Records from a collection
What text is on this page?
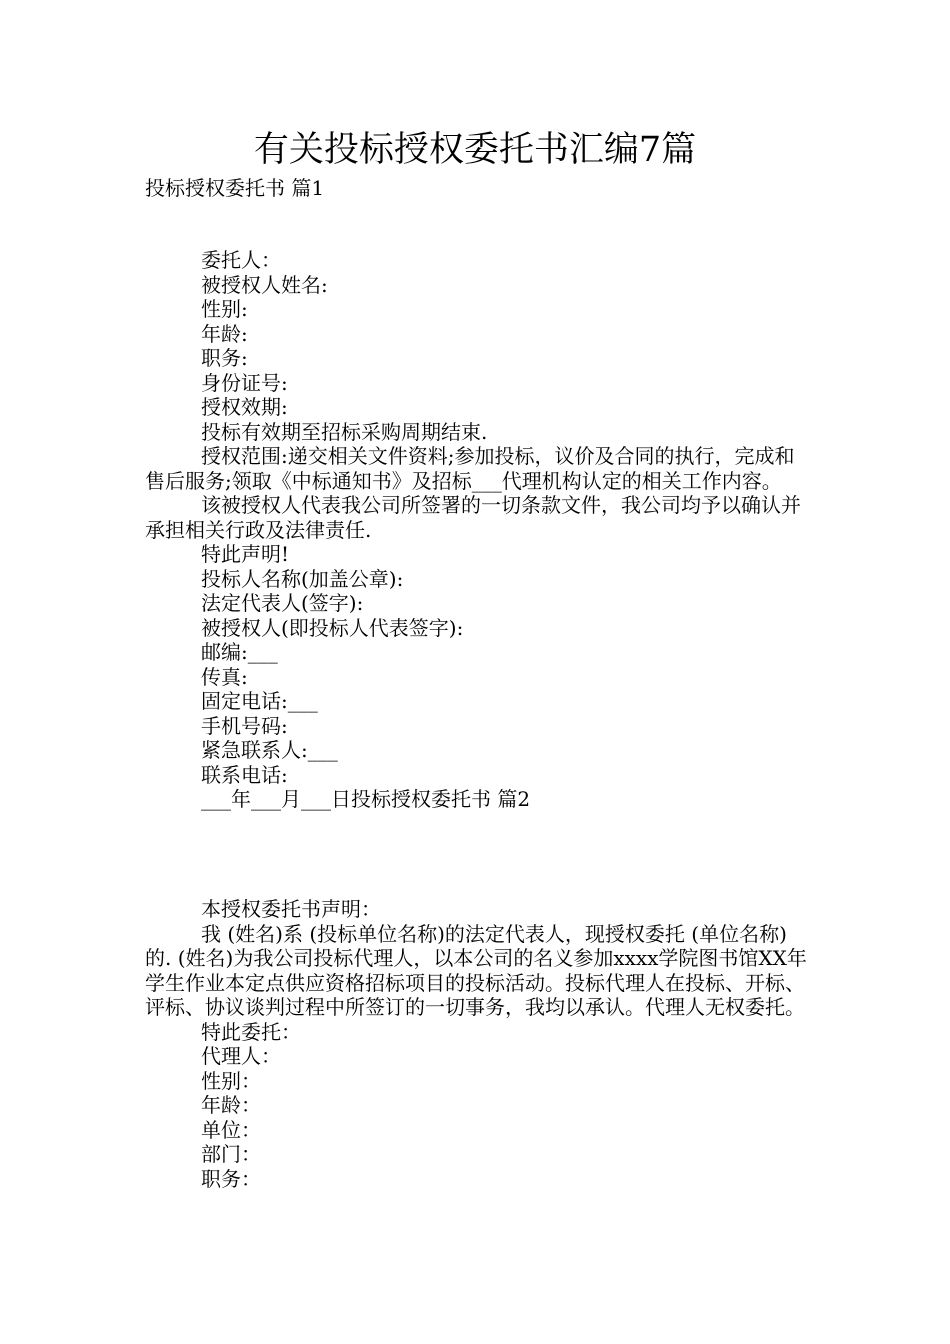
有关投标授权委托书汇编7篇
投标授权委托书 篇1

委托人：

被授权人姓名:

性别:

年龄:

职务:

身份证号:

授权效期:

投标有效期至招标采购周期结束.

授权范围:递交相关文件资料;参加投标，议价及合同的执行，完成和售后服务;领取《中标通知书》及招标___代理机构认定的相关工作内容。

该被授权人代表我公司所签署的一切条款文件，我公司均予以确认并承担相关行政及法律责任.

特此声明!

投标人名称(加盖公章):

法定代表人(签字):

被授权人(即投标人代表签字):

邮编:___

传真:

固定电话:___

手机号码:

紧急联系人:___

联系电话:

___年___月___日投标授权委托书 篇2

本授权委托书声明：

我 (姓名)系 (投标单位名称)的法定代表人，现授权委托 (单位名称)的. (姓名)为我公司投标代理人，以本公司的名义参加xxxx学院图书馆XX年学生作业本定点供应资格招标项目的投标活动。投标代理人在投标、开标、评标、协议谈判过程中所签订的一切事务，我均以承认。代理人无权委托。

特此委托：

代理人：

性别：

年龄：

单位：

部门：

职务：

= Task brief =
Copy every entry exactly as written. Pictures are excluded.

= Written response =
What text is on this page?
有关投标授权委托书汇编7篇
投标授权委托书 篇1

委托人：

被授权人姓名:

性别:

年龄:

职务:

身份证号:

授权效期:

投标有效期至招标采购周期结束.

授权范围:递交相关文件资料;参加投标，议价及合同的执行，完成和售后服务;领取《中标通知书》及招标___代理机构认定的相关工作内容。

该被授权人代表我公司所签署的一切条款文件，我公司均予以确认并承担相关行政及法律责任.

特此声明!

投标人名称(加盖公章):

法定代表人(签字):

被授权人(即投标人代表签字):

邮编:___

传真:

固定电话:___

手机号码:

紧急联系人:___

联系电话:

___年___月___日投标授权委托书 篇2

本授权委托书声明：

我 (姓名)系 (投标单位名称)的法定代表人，现授权委托 (单位名称)的. (姓名)为我公司投标代理人，以本公司的名义参加xxxx学院图书馆XX年学生作业本定点供应资格招标项目的投标活动。投标代理人在投标、开标、评标、协议谈判过程中所签订的一切事务，我均以承认。代理人无权委托。

特此委托：

代理人：

性别：

年龄：

单位：

部门：

职务：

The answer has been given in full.